◆ Aim of the task
Look through the records below and collect all lines that hold the string "Regione".

** START OF Data lines **

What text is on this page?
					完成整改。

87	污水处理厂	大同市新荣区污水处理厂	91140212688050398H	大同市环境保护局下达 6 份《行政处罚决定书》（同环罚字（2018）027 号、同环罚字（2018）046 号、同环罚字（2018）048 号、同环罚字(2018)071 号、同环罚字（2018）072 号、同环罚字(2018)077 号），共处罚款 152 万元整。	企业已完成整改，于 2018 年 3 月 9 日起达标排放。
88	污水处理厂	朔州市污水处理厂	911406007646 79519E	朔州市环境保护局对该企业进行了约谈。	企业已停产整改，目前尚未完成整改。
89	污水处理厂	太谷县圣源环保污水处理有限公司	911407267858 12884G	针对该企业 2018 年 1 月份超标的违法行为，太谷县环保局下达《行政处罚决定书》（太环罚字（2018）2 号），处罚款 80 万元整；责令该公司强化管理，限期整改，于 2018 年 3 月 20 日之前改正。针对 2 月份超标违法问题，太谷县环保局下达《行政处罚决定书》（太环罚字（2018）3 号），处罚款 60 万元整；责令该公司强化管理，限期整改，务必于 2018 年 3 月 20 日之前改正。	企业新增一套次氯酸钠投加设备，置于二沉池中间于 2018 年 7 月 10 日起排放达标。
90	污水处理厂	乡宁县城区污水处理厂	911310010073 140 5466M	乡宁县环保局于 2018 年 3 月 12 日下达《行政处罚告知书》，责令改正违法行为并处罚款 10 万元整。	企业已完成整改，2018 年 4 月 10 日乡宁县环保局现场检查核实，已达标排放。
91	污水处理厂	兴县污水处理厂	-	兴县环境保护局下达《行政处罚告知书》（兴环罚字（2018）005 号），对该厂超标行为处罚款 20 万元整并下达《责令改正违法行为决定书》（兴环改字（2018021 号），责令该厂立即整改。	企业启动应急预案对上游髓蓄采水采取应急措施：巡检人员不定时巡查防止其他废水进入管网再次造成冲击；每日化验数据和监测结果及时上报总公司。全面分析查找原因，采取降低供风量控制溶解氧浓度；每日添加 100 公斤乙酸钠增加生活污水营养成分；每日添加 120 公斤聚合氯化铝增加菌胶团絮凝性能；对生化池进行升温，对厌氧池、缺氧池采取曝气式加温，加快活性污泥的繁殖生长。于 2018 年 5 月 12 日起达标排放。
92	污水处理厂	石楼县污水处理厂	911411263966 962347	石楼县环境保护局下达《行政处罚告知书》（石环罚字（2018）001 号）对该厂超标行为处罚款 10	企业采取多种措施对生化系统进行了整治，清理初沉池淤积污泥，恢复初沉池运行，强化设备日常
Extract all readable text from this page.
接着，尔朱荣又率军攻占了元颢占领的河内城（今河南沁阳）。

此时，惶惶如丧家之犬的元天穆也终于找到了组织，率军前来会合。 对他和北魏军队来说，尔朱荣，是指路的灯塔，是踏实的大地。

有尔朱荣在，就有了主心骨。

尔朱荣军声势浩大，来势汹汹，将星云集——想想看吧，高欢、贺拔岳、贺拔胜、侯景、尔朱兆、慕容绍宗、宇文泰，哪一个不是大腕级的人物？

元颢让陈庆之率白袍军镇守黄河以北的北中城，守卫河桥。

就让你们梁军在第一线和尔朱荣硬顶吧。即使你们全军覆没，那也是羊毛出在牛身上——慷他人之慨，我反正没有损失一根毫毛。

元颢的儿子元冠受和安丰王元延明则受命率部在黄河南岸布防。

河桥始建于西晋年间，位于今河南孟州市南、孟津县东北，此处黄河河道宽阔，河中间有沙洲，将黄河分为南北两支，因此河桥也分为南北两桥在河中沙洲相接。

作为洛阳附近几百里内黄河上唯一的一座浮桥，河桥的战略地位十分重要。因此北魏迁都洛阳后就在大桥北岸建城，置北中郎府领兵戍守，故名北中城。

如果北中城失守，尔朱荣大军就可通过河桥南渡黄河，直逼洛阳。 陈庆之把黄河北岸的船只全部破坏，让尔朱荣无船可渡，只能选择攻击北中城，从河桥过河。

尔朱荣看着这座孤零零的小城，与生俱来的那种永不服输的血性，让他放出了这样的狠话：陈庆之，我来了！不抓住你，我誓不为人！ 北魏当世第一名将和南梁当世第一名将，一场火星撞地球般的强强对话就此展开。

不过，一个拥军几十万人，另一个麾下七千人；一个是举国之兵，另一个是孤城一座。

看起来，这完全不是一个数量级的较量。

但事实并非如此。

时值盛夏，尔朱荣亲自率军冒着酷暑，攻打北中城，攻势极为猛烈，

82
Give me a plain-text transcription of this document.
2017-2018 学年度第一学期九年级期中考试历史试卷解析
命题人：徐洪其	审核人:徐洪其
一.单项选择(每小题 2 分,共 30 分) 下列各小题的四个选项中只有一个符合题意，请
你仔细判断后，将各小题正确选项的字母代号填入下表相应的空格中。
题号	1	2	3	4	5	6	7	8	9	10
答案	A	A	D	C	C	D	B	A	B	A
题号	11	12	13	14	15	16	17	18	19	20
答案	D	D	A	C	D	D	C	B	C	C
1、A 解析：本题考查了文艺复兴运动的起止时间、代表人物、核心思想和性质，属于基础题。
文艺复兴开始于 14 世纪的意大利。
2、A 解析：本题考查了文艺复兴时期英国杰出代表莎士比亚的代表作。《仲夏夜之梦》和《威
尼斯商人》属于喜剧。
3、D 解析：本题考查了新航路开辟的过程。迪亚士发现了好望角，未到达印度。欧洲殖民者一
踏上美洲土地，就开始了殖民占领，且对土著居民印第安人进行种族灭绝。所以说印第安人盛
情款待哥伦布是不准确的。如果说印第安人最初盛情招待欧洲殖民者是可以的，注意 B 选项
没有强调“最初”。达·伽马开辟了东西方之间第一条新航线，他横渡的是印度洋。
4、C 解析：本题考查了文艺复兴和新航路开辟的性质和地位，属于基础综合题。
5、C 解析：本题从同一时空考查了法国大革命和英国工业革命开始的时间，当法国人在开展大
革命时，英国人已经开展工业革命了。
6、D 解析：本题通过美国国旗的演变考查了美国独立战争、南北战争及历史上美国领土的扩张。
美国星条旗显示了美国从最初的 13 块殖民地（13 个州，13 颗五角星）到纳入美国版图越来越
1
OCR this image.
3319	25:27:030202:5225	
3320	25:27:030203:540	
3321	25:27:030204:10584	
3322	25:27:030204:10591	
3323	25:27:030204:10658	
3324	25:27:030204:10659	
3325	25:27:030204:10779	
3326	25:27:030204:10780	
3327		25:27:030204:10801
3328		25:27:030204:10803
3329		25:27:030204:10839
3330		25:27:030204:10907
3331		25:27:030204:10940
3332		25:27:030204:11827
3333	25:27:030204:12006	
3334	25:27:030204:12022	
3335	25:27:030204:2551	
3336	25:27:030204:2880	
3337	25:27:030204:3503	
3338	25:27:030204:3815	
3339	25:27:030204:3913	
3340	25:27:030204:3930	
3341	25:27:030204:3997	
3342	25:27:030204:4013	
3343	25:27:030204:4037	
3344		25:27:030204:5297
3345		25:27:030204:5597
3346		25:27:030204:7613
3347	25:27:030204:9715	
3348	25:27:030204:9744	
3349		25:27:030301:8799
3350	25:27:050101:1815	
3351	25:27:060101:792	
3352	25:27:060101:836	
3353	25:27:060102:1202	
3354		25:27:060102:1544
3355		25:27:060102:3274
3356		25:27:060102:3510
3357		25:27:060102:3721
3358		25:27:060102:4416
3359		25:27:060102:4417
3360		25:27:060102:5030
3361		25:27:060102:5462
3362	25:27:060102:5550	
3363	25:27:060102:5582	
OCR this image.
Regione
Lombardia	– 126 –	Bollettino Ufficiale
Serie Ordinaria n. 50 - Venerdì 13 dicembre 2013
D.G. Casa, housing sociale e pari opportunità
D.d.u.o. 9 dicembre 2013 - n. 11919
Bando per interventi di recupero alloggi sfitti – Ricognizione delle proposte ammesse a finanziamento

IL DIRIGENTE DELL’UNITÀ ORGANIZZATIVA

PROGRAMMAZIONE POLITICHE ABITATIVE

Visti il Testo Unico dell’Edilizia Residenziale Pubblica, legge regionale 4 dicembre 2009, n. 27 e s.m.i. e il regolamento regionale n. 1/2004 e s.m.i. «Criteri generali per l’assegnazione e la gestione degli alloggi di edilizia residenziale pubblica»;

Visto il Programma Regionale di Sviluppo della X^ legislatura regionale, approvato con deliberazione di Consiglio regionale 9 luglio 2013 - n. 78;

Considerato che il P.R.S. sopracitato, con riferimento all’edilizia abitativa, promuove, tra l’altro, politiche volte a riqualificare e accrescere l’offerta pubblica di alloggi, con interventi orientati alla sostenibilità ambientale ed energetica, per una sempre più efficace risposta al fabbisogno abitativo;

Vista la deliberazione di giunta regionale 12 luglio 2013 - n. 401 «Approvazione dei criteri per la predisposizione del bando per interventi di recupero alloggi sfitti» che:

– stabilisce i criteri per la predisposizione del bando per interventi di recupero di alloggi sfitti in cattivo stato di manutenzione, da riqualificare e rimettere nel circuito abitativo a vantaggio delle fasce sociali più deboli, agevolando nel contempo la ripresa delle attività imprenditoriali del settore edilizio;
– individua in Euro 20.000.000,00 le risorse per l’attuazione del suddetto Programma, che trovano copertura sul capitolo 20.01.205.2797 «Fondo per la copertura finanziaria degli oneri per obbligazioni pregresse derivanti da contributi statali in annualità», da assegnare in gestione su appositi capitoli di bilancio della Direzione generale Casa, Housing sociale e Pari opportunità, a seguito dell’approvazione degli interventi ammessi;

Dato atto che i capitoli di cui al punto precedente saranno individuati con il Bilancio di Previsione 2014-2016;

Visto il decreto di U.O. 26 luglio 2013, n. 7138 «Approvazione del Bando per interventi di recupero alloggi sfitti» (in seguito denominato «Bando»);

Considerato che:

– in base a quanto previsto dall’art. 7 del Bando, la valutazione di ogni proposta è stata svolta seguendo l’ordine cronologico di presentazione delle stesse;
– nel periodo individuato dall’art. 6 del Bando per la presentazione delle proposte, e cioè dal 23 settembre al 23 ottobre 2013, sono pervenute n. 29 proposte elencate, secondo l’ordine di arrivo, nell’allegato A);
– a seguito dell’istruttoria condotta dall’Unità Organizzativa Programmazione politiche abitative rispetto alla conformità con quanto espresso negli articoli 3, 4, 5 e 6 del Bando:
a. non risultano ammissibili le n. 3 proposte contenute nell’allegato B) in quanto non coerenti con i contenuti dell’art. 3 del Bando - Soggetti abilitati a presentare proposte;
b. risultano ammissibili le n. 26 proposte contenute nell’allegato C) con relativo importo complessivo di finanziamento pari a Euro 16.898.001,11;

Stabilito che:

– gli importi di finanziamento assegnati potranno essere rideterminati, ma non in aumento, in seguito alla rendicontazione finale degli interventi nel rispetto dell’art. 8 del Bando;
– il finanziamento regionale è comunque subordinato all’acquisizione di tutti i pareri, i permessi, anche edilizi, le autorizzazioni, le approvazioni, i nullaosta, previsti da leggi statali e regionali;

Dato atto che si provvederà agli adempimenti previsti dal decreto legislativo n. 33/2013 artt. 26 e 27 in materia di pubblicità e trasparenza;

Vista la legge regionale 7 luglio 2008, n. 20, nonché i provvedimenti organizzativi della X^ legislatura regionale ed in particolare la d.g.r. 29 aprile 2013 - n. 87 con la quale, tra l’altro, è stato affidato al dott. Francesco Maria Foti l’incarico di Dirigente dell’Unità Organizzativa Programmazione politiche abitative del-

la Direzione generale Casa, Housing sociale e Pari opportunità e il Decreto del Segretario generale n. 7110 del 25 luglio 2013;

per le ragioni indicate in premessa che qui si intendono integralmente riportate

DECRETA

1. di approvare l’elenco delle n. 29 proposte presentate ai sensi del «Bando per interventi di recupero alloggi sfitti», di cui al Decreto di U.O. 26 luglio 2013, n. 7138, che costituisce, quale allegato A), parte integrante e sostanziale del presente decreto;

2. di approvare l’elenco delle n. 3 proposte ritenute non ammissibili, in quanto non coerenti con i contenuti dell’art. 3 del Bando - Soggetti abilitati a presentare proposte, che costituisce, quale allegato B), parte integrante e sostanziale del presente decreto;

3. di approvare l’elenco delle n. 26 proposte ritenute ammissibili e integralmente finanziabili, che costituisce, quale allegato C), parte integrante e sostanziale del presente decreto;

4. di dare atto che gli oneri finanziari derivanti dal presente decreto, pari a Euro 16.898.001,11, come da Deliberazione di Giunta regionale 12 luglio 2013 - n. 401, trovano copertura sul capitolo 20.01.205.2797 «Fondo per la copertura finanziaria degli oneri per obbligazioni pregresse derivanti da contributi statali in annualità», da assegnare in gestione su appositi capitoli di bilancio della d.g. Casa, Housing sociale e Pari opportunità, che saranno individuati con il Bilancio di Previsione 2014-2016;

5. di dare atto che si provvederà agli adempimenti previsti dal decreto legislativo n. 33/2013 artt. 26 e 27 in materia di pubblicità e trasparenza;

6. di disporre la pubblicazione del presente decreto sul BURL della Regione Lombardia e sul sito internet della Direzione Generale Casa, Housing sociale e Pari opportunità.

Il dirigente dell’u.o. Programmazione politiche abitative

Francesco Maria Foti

** END OF Data lines **

◆ Result
Regione
6. di disporre la pubblicazione del presente decreto sul BURL della Regione Lombardia e sul sito internet della Direzione Generale Casa, Housing sociale e Pari opportunità.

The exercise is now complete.